* Begin *

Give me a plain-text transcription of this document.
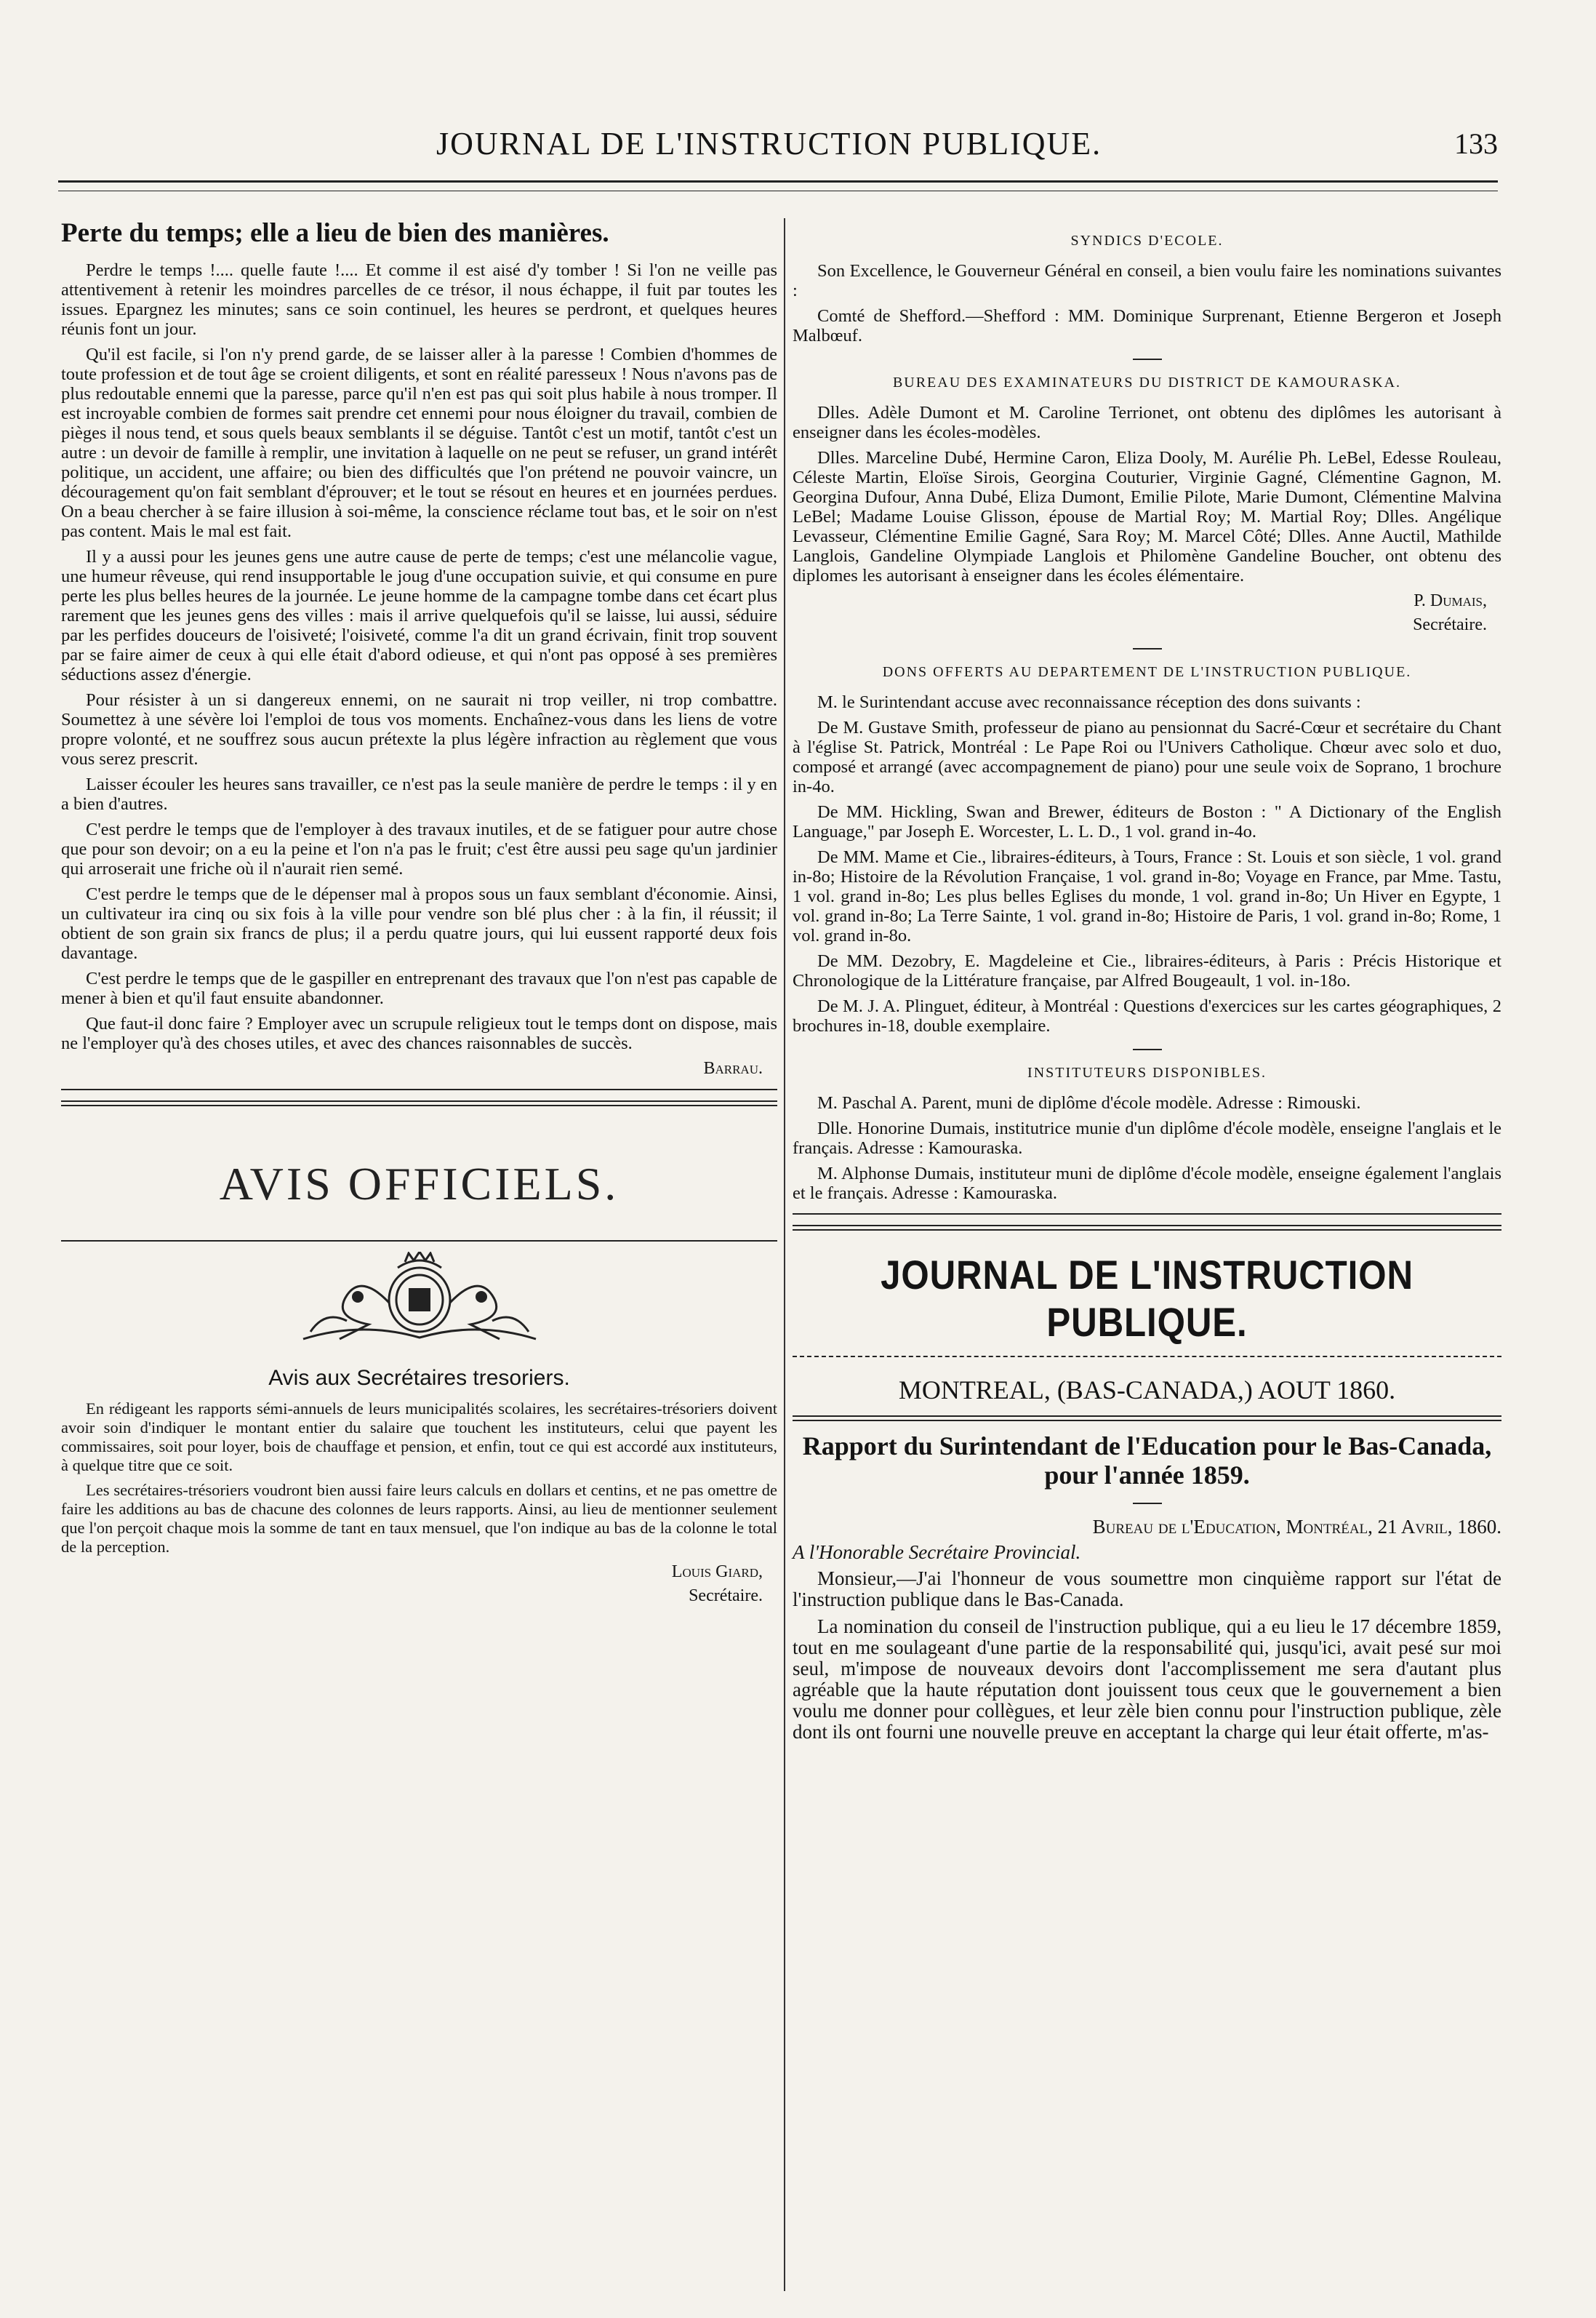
JOURNAL DE L'INSTRUCTION PUBLIQUE.	133
Perte du temps; elle a lieu de bien des manières.

Perdre le temps !.... quelle faute !.... Et comme il est aisé d'y tomber ! Si l'on ne veille pas attentivement à retenir les moindres parcelles de ce trésor, il nous échappe, il fuit par toutes les issues. Epargnez les minutes; sans ce soin continuel, les heures se perdront, et quelques heures réunis font un jour.

Qu'il est facile, si l'on n'y prend garde, de se laisser aller à la paresse ! Combien d'hommes de toute profession et de tout âge se croient diligents, et sont en réalité paresseux ! Nous n'avons pas de plus redoutable ennemi que la paresse, parce qu'il n'en est pas qui soit plus habile à nous tromper. Il est incroyable combien de formes sait prendre cet ennemi pour nous éloigner du travail, combien de pièges il nous tend, et sous quels beaux semblants il se déguise. Tantôt c'est un motif, tantôt c'est un autre : un devoir de famille à remplir, une invitation à laquelle on ne peut se refuser, un grand intérêt politique, un accident, une affaire; ou bien des difficultés que l'on prétend ne pouvoir vaincre, un découragement qu'on fait semblant d'éprouver; et le tout se résout en heures et en journées perdues. On a beau chercher à se faire illusion à soi-même, la conscience réclame tout bas, et le soir on n'est pas content. Mais le mal est fait.

Il y a aussi pour les jeunes gens une autre cause de perte de temps; c'est une mélancolie vague, une humeur rêveuse, qui rend insupportable le joug d'une occupation suivie, et qui consume en pure perte les plus belles heures de la journée. Le jeune homme de la campagne tombe dans cet écart plus rarement que les jeunes gens des villes : mais il arrive quelquefois qu'il se laisse, lui aussi, séduire par les perfides douceurs de l'oisiveté; l'oisiveté, comme l'a dit un grand écrivain, finit trop souvent par se faire aimer de ceux à qui elle était d'abord odieuse, et qui n'ont pas opposé à ses premières séductions assez d'énergie.

Pour résister à un si dangereux ennemi, on ne saurait ni trop veiller, ni trop combattre. Soumettez à une sévère loi l'emploi de tous vos moments. Enchaînez-vous dans les liens de votre propre volonté, et ne souffrez sous aucun prétexte la plus légère infraction au règlement que vous vous serez prescrit.

Laisser écouler les heures sans travailler, ce n'est pas la seule manière de perdre le temps : il y en a bien d'autres.

C'est perdre le temps que de l'employer à des travaux inutiles, et de se fatiguer pour autre chose que pour son devoir; on a eu la peine et l'on n'a pas le fruit; c'est être aussi peu sage qu'un jardinier qui arroserait une friche où il n'aurait rien semé.

C'est perdre le temps que de le dépenser mal à propos sous un faux semblant d'économie. Ainsi, un cultivateur ira cinq ou six fois à la ville pour vendre son blé plus cher : à la fin, il réussit; il obtient de son grain six francs de plus; il a perdu quatre jours, qui lui eussent rapporté deux fois davantage.

C'est perdre le temps que de le gaspiller en entreprenant des travaux que l'on n'est pas capable de mener à bien et qu'il faut ensuite abandonner.

Que faut-il donc faire ? Employer avec un scrupule religieux tout le temps dont on dispose, mais ne l'employer qu'à des choses utiles, et avec des chances raisonnables de succès.

Barrau.

AVIS OFFICIELS.

Avis aux Secrétaires tresoriers.

En rédigeant les rapports sémi-annuels de leurs municipalités scolaires, les secrétaires-trésoriers doivent avoir soin d'indiquer le montant entier du salaire que touchent les instituteurs, celui que payent les commissaires, soit pour loyer, bois de chauffage et pension, et enfin, tout ce qui est accordé aux instituteurs, à quelque titre que ce soit.

Les secrétaires-trésoriers voudront bien aussi faire leurs calculs en dollars et centins, et ne pas omettre de faire les additions au bas de chacune des colonnes de leurs rapports. Ainsi, au lieu de mentionner seulement que l'on perçoit chaque mois la somme de tant en taux mensuel, que l'on indique au bas de la colonne le total de la perception.

Louis Giard,

Secrétaire.

SYNDICS D'ECOLE.

Son Excellence, le Gouverneur Général en conseil, a bien voulu faire les nominations suivantes :

Comté de Shefford.—Shefford : MM. Dominique Surprenant, Etienne Bergeron et Joseph Malbœuf.

BUREAU DES EXAMINATEURS DU DISTRICT DE KAMOURASKA.

Dlles. Adèle Dumont et M. Caroline Terrionet, ont obtenu des diplômes les autorisant à enseigner dans les écoles-modèles.

Dlles. Marceline Dubé, Hermine Caron, Eliza Dooly, M. Aurélie Ph. LeBel, Edesse Rouleau, Céleste Martin, Eloïse Sirois, Georgina Couturier, Virginie Gagné, Clémentine Gagnon, M. Georgina Dufour, Anna Dubé, Eliza Dumont, Emilie Pilote, Marie Dumont, Clémentine Malvina LeBel; Madame Louise Glisson, épouse de Martial Roy; M. Martial Roy; Dlles. Angélique Levasseur, Clémentine Emilie Gagné, Sara Roy; M. Marcel Côté; Dlles. Anne Auctil, Mathilde Langlois, Gandeline Olympiade Langlois et Philomène Gandeline Boucher, ont obtenu des diplomes les autorisant à enseigner dans les écoles élémentaire.

P. Dumais,

Secrétaire.

DONS OFFERTS AU DEPARTEMENT DE L'INSTRUCTION PUBLIQUE.

M. le Surintendant accuse avec reconnaissance réception des dons suivants :

De M. Gustave Smith, professeur de piano au pensionnat du Sacré-Cœur et secrétaire du Chant à l'église St. Patrick, Montréal : Le Pape Roi ou l'Univers Catholique. Chœur avec solo et duo, composé et arrangé (avec accompagnement de piano) pour une seule voix de Soprano, 1 brochure in-4o.

De MM. Hickling, Swan and Brewer, éditeurs de Boston : " A Dictionary of the English Language," par Joseph E. Worcester, L. L. D., 1 vol. grand in-4o.

De MM. Mame et Cie., libraires-éditeurs, à Tours, France : St. Louis et son siècle, 1 vol. grand in-8o; Histoire de la Révolution Française, 1 vol. grand in-8o; Voyage en France, par Mme. Tastu, 1 vol. grand in-8o; Les plus belles Eglises du monde, 1 vol. grand in-8o; Un Hiver en Egypte, 1 vol. grand in-8o; La Terre Sainte, 1 vol. grand in-8o; Histoire de Paris, 1 vol. grand in-8o; Rome, 1 vol. grand in-8o.

De MM. Dezobry, E. Magdeleine et Cie., libraires-éditeurs, à Paris : Précis Historique et Chronologique de la Littérature française, par Alfred Bougeault, 1 vol. in-18o.

De M. J. A. Plinguet, éditeur, à Montréal : Questions d'exercices sur les cartes géographiques, 2 brochures in-18, double exemplaire.

INSTITUTEURS DISPONIBLES.

M. Paschal A. Parent, muni de diplôme d'école modèle. Adresse : Rimouski.

Dlle. Honorine Dumais, institutrice munie d'un diplôme d'école modèle, enseigne l'anglais et le français. Adresse : Kamouraska.

M. Alphonse Dumais, instituteur muni de diplôme d'école modèle, enseigne également l'anglais et le français. Adresse : Kamouraska.

JOURNAL DE L'INSTRUCTION PUBLIQUE.
MONTREAL, (BAS-CANADA,) AOUT 1860.
Rapport du Surintendant de l'Education pour le Bas-Canada, pour l'année 1859.

Bureau de l'Education, Montréal, 21 Avril, 1860.

A l'Honorable Secrétaire Provincial.

Monsieur,—J'ai l'honneur de vous soumettre mon cinquième rapport sur l'état de l'instruction publique dans le Bas-Canada.

La nomination du conseil de l'instruction publique, qui a eu lieu le 17 décembre 1859, tout en me soulageant d'une partie de la responsabilité qui, jusqu'ici, avait pesé sur moi seul, m'impose de nouveaux devoirs dont l'accomplissement me sera d'autant plus agréable que la haute réputation dont jouissent tous ceux que le gouvernement a bien voulu me donner pour collègues, et leur zèle bien connu pour l'instruction publique, zèle dont ils ont fourni une nouvelle preuve en acceptant la charge qui leur était offerte, m'as-
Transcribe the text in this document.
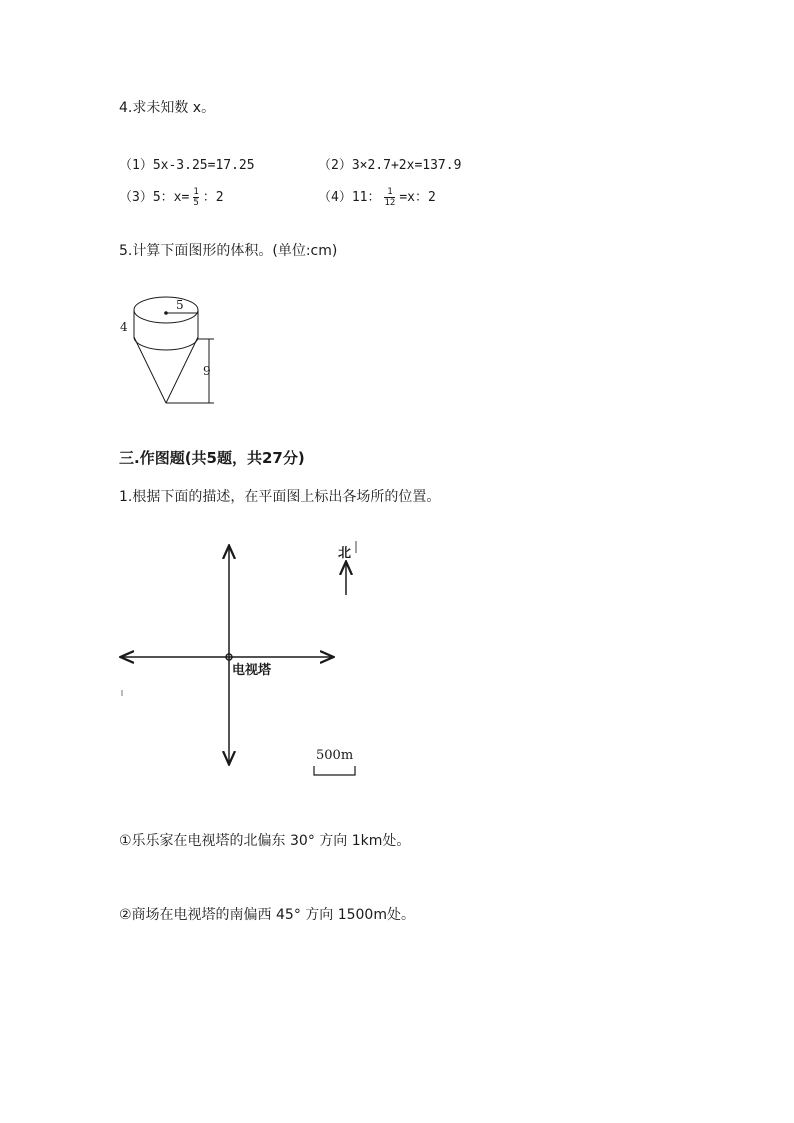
4.求未知数 x。
（1）5x-3.25=17.25	（2）3×2.7+2x=137.9
（3）5：$x= \frac{1}{5}$ ：2	（4）11： $\frac{1}{12} =x$：2
5.计算下面图形的体积。(单位:cm)
5
4
9
三.作图题(共5题，共27分)
1.根据下面的描述，在平面图上标出各场所的位置。
电视塔
北
500m
①乐乐家在电视塔的北偏东 30° 方向 1km处。
②商场在电视塔的南偏西 45° 方向 1500m处。
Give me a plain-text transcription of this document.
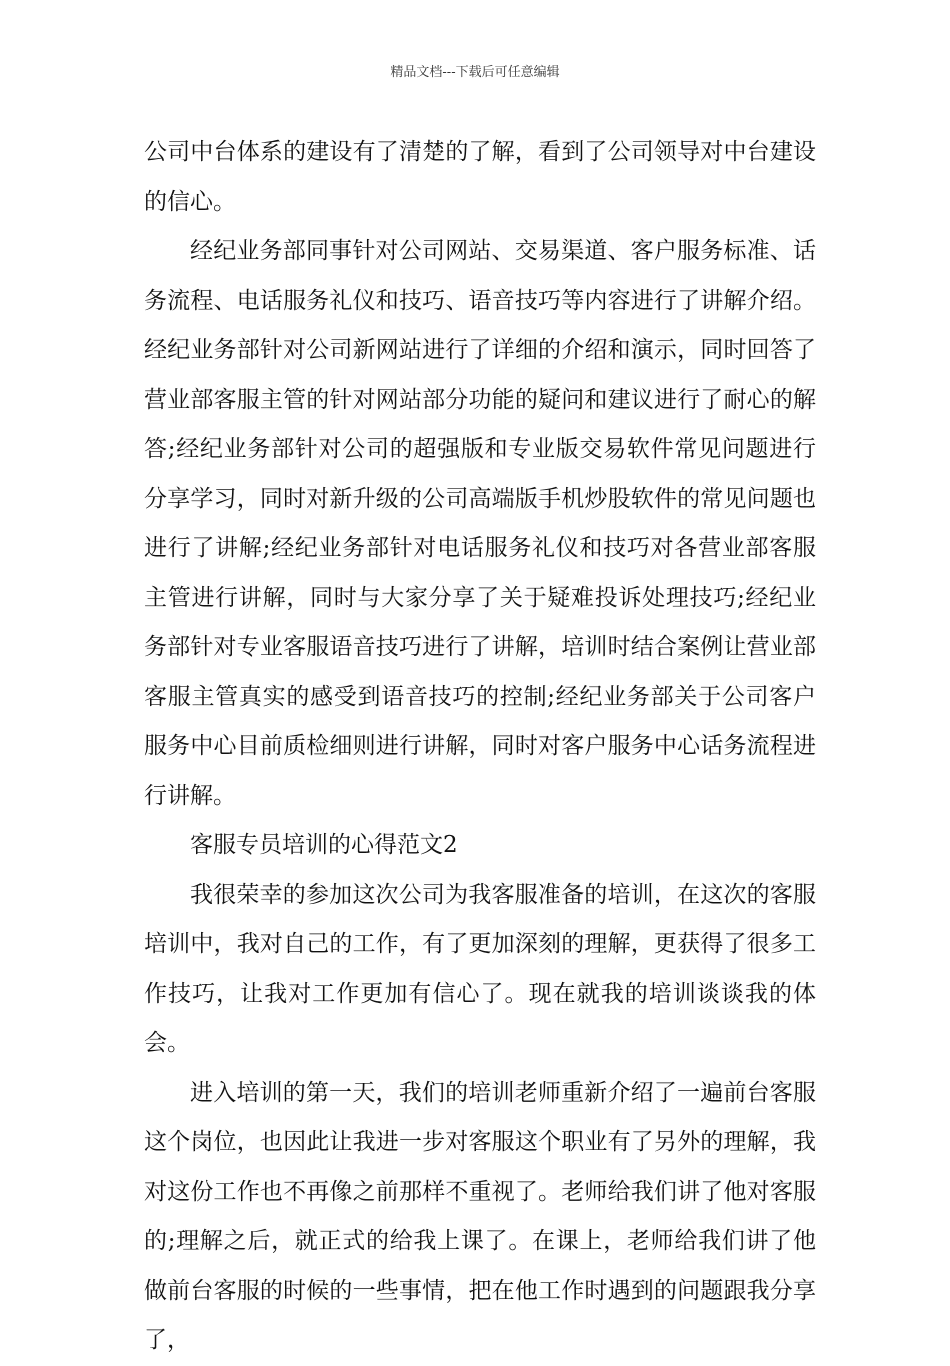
精品文档---下载后可任意编辑

公司中台体系的建设有了清楚的了解，看到了公司领导对中台建设的信心。

经纪业务部同事针对公司网站、交易渠道、客户服务标准、话务流程、电话服务礼仪和技巧、语音技巧等内容进行了讲解介绍。经纪业务部针对公司新网站进行了详细的介绍和演示，同时回答了营业部客服主管的针对网站部分功能的疑问和建议进行了耐心的解答;经纪业务部针对公司的超强版和专业版交易软件常见问题进行分享学习，同时对新升级的公司高端版手机炒股软件的常见问题也进行了讲解;经纪业务部针对电话服务礼仪和技巧对各营业部客服主管进行讲解，同时与大家分享了关于疑难投诉处理技巧;经纪业务部针对专业客服语音技巧进行了讲解，培训时结合案例让营业部客服主管真实的感受到语音技巧的控制;经纪业务部关于公司客户服务中心目前质检细则进行讲解，同时对客户服务中心话务流程进行讲解。

客服专员培训的心得范文2

我很荣幸的参加这次公司为我客服准备的培训，在这次的客服培训中，我对自己的工作，有了更加深刻的理解，更获得了很多工作技巧，让我对工作更加有信心了。现在就我的培训谈谈我的体会。

进入培训的第一天，我们的培训老师重新介绍了一遍前台客服这个岗位，也因此让我进一步对客服这个职业有了另外的理解，我对这份工作也不再像之前那样不重视了。老师给我们讲了他对客服的;理解之后，就正式的给我上课了。在课上，老师给我们讲了他做前台客服的时候的一些事情，把在他工作时遇到的问题跟我分享了，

* End *

__DIRECTION__. Look over the listing. Pull out every line with the string "JOURNAL" in it.

__EXERCISE RESULT__.
JOURNAL DE L'INSTRUCTION PUBLIQUE.	133
JOURNAL DE L'INSTRUCTION PUBLIQUE.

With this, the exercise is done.